» Task requirements: Print the complete set of entries exactly.
# start of Information supplied
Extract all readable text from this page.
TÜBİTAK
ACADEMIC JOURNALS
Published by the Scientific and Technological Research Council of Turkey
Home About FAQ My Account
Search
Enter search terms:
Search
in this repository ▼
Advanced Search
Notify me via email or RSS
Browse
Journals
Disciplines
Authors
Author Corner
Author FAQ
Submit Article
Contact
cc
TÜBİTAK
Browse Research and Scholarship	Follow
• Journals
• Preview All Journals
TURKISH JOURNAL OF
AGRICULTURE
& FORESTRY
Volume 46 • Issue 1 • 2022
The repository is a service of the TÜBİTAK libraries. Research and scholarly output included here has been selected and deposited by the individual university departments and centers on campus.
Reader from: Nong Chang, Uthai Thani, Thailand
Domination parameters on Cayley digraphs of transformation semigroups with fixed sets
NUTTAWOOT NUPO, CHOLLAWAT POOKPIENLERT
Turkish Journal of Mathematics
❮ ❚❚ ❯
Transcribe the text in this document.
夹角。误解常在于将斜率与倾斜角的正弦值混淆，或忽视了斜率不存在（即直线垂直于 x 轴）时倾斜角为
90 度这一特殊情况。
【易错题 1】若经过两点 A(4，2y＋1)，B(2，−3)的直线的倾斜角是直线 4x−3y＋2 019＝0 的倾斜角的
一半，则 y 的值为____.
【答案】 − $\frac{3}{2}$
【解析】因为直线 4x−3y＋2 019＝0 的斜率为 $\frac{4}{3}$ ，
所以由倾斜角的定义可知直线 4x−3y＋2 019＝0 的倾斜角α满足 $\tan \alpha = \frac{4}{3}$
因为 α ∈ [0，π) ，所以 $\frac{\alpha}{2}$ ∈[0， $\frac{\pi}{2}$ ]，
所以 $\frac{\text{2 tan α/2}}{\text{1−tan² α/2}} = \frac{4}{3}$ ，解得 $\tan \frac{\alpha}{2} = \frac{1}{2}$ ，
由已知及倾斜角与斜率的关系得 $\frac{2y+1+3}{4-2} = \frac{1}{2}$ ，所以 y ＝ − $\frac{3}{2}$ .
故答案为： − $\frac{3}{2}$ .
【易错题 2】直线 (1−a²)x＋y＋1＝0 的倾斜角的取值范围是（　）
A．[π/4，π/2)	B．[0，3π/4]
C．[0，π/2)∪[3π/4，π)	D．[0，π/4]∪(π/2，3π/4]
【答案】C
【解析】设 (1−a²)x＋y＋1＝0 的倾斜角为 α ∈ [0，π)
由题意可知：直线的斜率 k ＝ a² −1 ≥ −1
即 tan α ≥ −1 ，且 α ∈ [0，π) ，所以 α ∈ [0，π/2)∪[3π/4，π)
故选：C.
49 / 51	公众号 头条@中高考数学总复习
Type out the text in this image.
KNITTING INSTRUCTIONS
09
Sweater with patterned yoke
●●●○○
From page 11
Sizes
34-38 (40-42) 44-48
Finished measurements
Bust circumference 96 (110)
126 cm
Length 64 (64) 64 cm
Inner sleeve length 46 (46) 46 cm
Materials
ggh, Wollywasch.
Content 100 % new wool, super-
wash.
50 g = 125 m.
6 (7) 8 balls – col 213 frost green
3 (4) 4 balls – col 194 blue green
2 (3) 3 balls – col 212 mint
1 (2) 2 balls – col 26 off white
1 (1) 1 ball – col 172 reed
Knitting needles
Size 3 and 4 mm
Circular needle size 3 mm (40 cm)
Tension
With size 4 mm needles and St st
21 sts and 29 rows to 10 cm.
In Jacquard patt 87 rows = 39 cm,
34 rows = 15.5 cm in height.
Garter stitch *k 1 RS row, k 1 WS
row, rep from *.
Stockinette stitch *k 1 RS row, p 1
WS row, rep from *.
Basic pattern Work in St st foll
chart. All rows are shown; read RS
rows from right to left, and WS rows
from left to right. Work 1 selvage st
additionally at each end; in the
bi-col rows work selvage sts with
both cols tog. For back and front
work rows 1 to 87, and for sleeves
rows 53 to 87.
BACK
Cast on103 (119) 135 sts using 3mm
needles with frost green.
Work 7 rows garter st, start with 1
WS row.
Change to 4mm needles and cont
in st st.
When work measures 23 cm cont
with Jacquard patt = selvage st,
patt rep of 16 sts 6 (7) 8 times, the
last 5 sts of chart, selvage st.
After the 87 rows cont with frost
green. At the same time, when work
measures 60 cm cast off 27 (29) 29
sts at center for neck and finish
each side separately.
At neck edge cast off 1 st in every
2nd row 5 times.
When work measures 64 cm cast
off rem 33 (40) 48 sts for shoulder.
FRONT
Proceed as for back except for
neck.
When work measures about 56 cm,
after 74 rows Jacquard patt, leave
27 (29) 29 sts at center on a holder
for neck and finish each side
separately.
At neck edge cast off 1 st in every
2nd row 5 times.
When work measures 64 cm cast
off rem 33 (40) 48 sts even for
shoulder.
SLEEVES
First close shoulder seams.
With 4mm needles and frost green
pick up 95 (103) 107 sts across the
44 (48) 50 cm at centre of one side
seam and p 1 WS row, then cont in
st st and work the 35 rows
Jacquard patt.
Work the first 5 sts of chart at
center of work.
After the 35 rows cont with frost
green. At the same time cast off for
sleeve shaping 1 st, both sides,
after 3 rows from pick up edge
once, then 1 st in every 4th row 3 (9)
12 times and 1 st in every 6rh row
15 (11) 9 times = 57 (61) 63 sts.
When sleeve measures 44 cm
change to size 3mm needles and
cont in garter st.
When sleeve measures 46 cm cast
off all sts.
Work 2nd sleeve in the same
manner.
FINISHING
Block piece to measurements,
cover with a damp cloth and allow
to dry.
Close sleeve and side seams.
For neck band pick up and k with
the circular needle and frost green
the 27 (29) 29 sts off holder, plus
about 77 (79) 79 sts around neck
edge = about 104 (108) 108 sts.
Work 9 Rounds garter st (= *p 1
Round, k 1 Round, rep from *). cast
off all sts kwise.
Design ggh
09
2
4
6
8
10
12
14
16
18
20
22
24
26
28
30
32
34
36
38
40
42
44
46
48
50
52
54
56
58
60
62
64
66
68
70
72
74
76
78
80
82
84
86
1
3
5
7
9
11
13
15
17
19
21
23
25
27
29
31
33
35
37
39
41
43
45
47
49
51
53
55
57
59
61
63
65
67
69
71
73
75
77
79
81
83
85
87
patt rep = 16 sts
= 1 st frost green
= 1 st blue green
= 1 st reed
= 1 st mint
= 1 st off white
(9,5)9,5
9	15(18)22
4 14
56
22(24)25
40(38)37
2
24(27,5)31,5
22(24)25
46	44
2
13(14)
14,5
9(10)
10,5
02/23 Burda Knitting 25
# end of Information supplied
» Complete response:
Extract all readable text from this page.
TÜBİTAK
ACADEMIC JOURNALS
Published by the Scientific and Technological Research Council of Turkey
Home About FAQ My Account
Search
Enter search terms:
Search
in this repository ▼
Advanced Search
Notify me via email or RSS
Browse
Journals
Disciplines
Authors
Author Corner
Author FAQ
Submit Article
Contact
cc
TÜBİTAK
Browse Research and Scholarship	Follow
• Journals
• Preview All Journals
TURKISH JOURNAL OF
AGRICULTURE
& FORESTRY
Volume 46 • Issue 1 • 2022
The repository is a service of the TÜBİTAK libraries. Research and scholarly output included here has been selected and deposited by the individual university departments and centers on campus.
Reader from: Nong Chang, Uthai Thani, Thailand
Domination parameters on Cayley digraphs of transformation semigroups with fixed sets
NUTTAWOOT NUPO, CHOLLAWAT POOKPIENLERT
Turkish Journal of Mathematics
❮ ❚❚ ❯
Transcribe the text in this document.
夹角。误解常在于将斜率与倾斜角的正弦值混淆，或忽视了斜率不存在（即直线垂直于 x 轴）时倾斜角为
90 度这一特殊情况。
【易错题 1】若经过两点 A(4，2y＋1)，B(2，−3)的直线的倾斜角是直线 4x−3y＋2 019＝0 的倾斜角的
一半，则 y 的值为____.
【答案】 − $\frac{3}{2}$
【解析】因为直线 4x−3y＋2 019＝0 的斜率为 $\frac{4}{3}$ ，
所以由倾斜角的定义可知直线 4x−3y＋2 019＝0 的倾斜角α满足 $\tan \alpha = \frac{4}{3}$
因为 α ∈ [0，π) ，所以 $\frac{\alpha}{2}$ ∈[0， $\frac{\pi}{2}$ ]，
所以 $\frac{\text{2 tan α/2}}{\text{1−tan² α/2}} = \frac{4}{3}$ ，解得 $\tan \frac{\alpha}{2} = \frac{1}{2}$ ，
由已知及倾斜角与斜率的关系得 $\frac{2y+1+3}{4-2} = \frac{1}{2}$ ，所以 y ＝ − $\frac{3}{2}$ .
故答案为： − $\frac{3}{2}$ .
【易错题 2】直线 (1−a²)x＋y＋1＝0 的倾斜角的取值范围是（　）
A．[π/4，π/2)	B．[0，3π/4]
C．[0，π/2)∪[3π/4，π)	D．[0，π/4]∪(π/2，3π/4]
【答案】C
【解析】设 (1−a²)x＋y＋1＝0 的倾斜角为 α ∈ [0，π)
由题意可知：直线的斜率 k ＝ a² −1 ≥ −1
即 tan α ≥ −1 ，且 α ∈ [0，π) ，所以 α ∈ [0，π/2)∪[3π/4，π)
故选：C.
49 / 51	公众号 头条@中高考数学总复习
Type out the text in this image.
KNITTING INSTRUCTIONS
09
Sweater with patterned yoke
●●●○○
From page 11
Sizes
34-38 (40-42) 44-48
Finished measurements
Bust circumference 96 (110)
126 cm
Length 64 (64) 64 cm
Inner sleeve length 46 (46) 46 cm
Materials
ggh, Wollywasch.
Content 100 % new wool, super-
wash.
50 g = 125 m.
6 (7) 8 balls – col 213 frost green
3 (4) 4 balls – col 194 blue green
2 (3) 3 balls – col 212 mint
1 (2) 2 balls – col 26 off white
1 (1) 1 ball – col 172 reed
Knitting needles
Size 3 and 4 mm
Circular needle size 3 mm (40 cm)
Tension
With size 4 mm needles and St st
21 sts and 29 rows to 10 cm.
In Jacquard patt 87 rows = 39 cm,
34 rows = 15.5 cm in height.
Garter stitch *k 1 RS row, k 1 WS
row, rep from *.
Stockinette stitch *k 1 RS row, p 1
WS row, rep from *.
Basic pattern Work in St st foll
chart. All rows are shown; read RS
rows from right to left, and WS rows
from left to right. Work 1 selvage st
additionally at each end; in the
bi-col rows work selvage sts with
both cols tog. For back and front
work rows 1 to 87, and for sleeves
rows 53 to 87.
BACK
Cast on103 (119) 135 sts using 3mm
needles with frost green.
Work 7 rows garter st, start with 1
WS row.
Change to 4mm needles and cont
in st st.
When work measures 23 cm cont
with Jacquard patt = selvage st,
patt rep of 16 sts 6 (7) 8 times, the
last 5 sts of chart, selvage st.
After the 87 rows cont with frost
green. At the same time, when work
measures 60 cm cast off 27 (29) 29
sts at center for neck and finish
each side separately.
At neck edge cast off 1 st in every
2nd row 5 times.
When work measures 64 cm cast
off rem 33 (40) 48 sts for shoulder.
FRONT
Proceed as for back except for
neck.
When work measures about 56 cm,
after 74 rows Jacquard patt, leave
27 (29) 29 sts at center on a holder
for neck and finish each side
separately.
At neck edge cast off 1 st in every
2nd row 5 times.
When work measures 64 cm cast
off rem 33 (40) 48 sts even for
shoulder.
SLEEVES
First close shoulder seams.
With 4mm needles and frost green
pick up 95 (103) 107 sts across the
44 (48) 50 cm at centre of one side
seam and p 1 WS row, then cont in
st st and work the 35 rows
Jacquard patt.
Work the first 5 sts of chart at
center of work.
After the 35 rows cont with frost
green. At the same time cast off for
sleeve shaping 1 st, both sides,
after 3 rows from pick up edge
once, then 1 st in every 4th row 3 (9)
12 times and 1 st in every 6rh row
15 (11) 9 times = 57 (61) 63 sts.
When sleeve measures 44 cm
change to size 3mm needles and
cont in garter st.
When sleeve measures 46 cm cast
off all sts.
Work 2nd sleeve in the same
manner.
FINISHING
Block piece to measurements,
cover with a damp cloth and allow
to dry.
Close sleeve and side seams.
For neck band pick up and k with
the circular needle and frost green
the 27 (29) 29 sts off holder, plus
about 77 (79) 79 sts around neck
edge = about 104 (108) 108 sts.
Work 9 Rounds garter st (= *p 1
Round, k 1 Round, rep from *). cast
off all sts kwise.
Design ggh
09
2
4
6
8
10
12
14
16
18
20
22
24
26
28
30
32
34
36
38
40
42
44
46
48
50
52
54
56
58
60
62
64
66
68
70
72
74
76
78
80
82
84
86
1
3
5
7
9
11
13
15
17
19
21
23
25
27
29
31
33
35
37
39
41
43
45
47
49
51
53
55
57
59
61
63
65
67
69
71
73
75
77
79
81
83
85
87
patt rep = 16 sts
= 1 st frost green
= 1 st blue green
= 1 st reed
= 1 st mint
= 1 st off white
(9,5)9,5
9	15(18)22
4 14
56
22(24)25
40(38)37
2
24(27,5)31,5
22(24)25
46	44
2
13(14)
14,5
9(10)
10,5
02/23 Burda Knitting 25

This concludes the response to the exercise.